:: Extracted entries
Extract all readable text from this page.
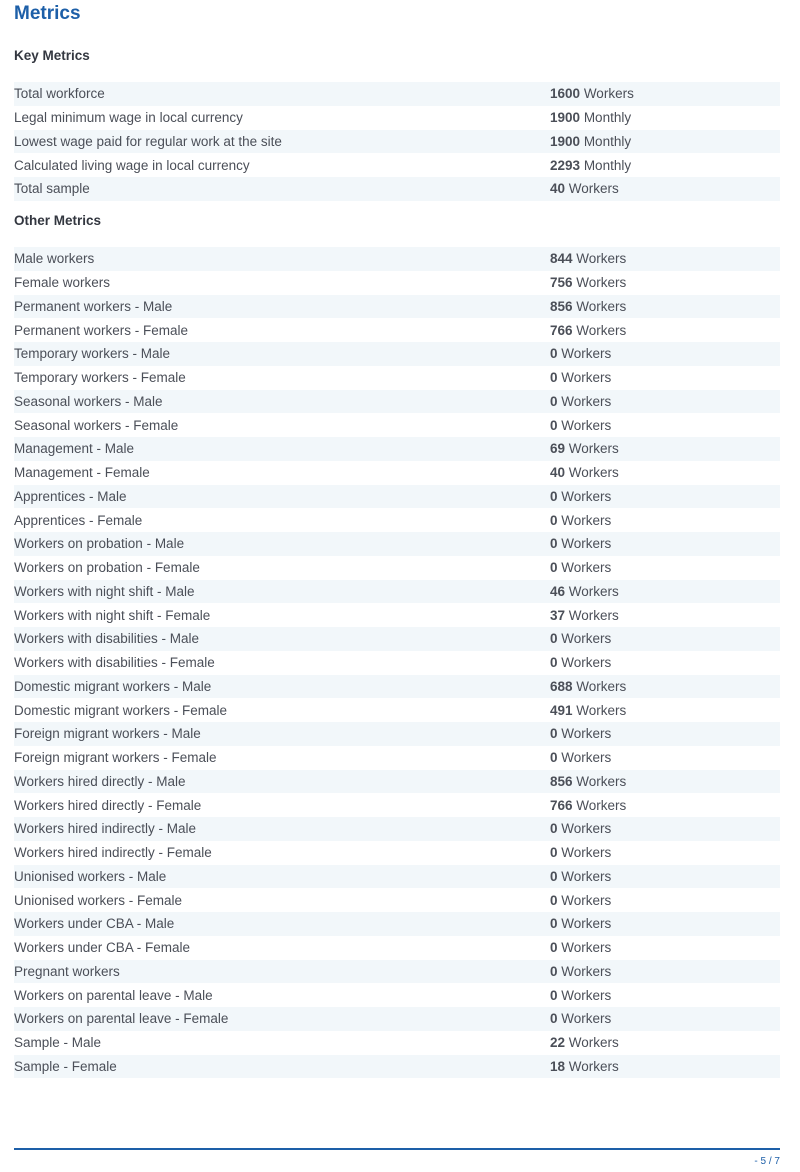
Metrics
Key Metrics
Total workforce	1600 Workers
Legal minimum wage in local currency	1900 Monthly
Lowest wage paid for regular work at the site	1900 Monthly
Calculated living wage in local currency	2293 Monthly
Total sample	40 Workers
Other Metrics
Male workers	844 Workers
Female workers	756 Workers
Permanent workers - Male	856 Workers
Permanent workers - Female	766 Workers
Temporary workers - Male	0 Workers
Temporary workers - Female	0 Workers
Seasonal workers - Male	0 Workers
Seasonal workers - Female	0 Workers
Management - Male	69 Workers
Management - Female	40 Workers
Apprentices - Male	0 Workers
Apprentices - Female	0 Workers
Workers on probation - Male	0 Workers
Workers on probation - Female	0 Workers
Workers with night shift - Male	46 Workers
Workers with night shift - Female	37 Workers
Workers with disabilities - Male	0 Workers
Workers with disabilities - Female	0 Workers
Domestic migrant workers - Male	688 Workers
Domestic migrant workers - Female	491 Workers
Foreign migrant workers - Male	0 Workers
Foreign migrant workers - Female	0 Workers
Workers hired directly - Male	856 Workers
Workers hired directly - Female	766 Workers
Workers hired indirectly - Male	0 Workers
Workers hired indirectly - Female	0 Workers
Unionised workers - Male	0 Workers
Unionised workers - Female	0 Workers
Workers under CBA - Male	0 Workers
Workers under CBA - Female	0 Workers
Pregnant workers	0 Workers
Workers on parental leave - Male	0 Workers
Workers on parental leave - Female	0 Workers
Sample - Male	22 Workers
Sample - Female	18 Workers
- 5 / 7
::::
• [Short problem] Output every entry verbatim. Pictures do not belong in the copy.

• [Full response]
Extract all readable text from this page.
Metrics
Key Metrics
Total workforce	1600 Workers
Legal minimum wage in local currency	1900 Monthly
Lowest wage paid for regular work at the site	1900 Monthly
Calculated living wage in local currency	2293 Monthly
Total sample	40 Workers
Other Metrics
Male workers	844 Workers
Female workers	756 Workers
Permanent workers - Male	856 Workers
Permanent workers - Female	766 Workers
Temporary workers - Male	0 Workers
Temporary workers - Female	0 Workers
Seasonal workers - Male	0 Workers
Seasonal workers - Female	0 Workers
Management - Male	69 Workers
Management - Female	40 Workers
Apprentices - Male	0 Workers
Apprentices - Female	0 Workers
Workers on probation - Male	0 Workers
Workers on probation - Female	0 Workers
Workers with night shift - Male	46 Workers
Workers with night shift - Female	37 Workers
Workers with disabilities - Male	0 Workers
Workers with disabilities - Female	0 Workers
Domestic migrant workers - Male	688 Workers
Domestic migrant workers - Female	491 Workers
Foreign migrant workers - Male	0 Workers
Foreign migrant workers - Female	0 Workers
Workers hired directly - Male	856 Workers
Workers hired directly - Female	766 Workers
Workers hired indirectly - Male	0 Workers
Workers hired indirectly - Female	0 Workers
Unionised workers - Male	0 Workers
Unionised workers - Female	0 Workers
Workers under CBA - Male	0 Workers
Workers under CBA - Female	0 Workers
Pregnant workers	0 Workers
Workers on parental leave - Male	0 Workers
Workers on parental leave - Female	0 Workers
Sample - Male	22 Workers
Sample - Female	18 Workers
- 5 / 7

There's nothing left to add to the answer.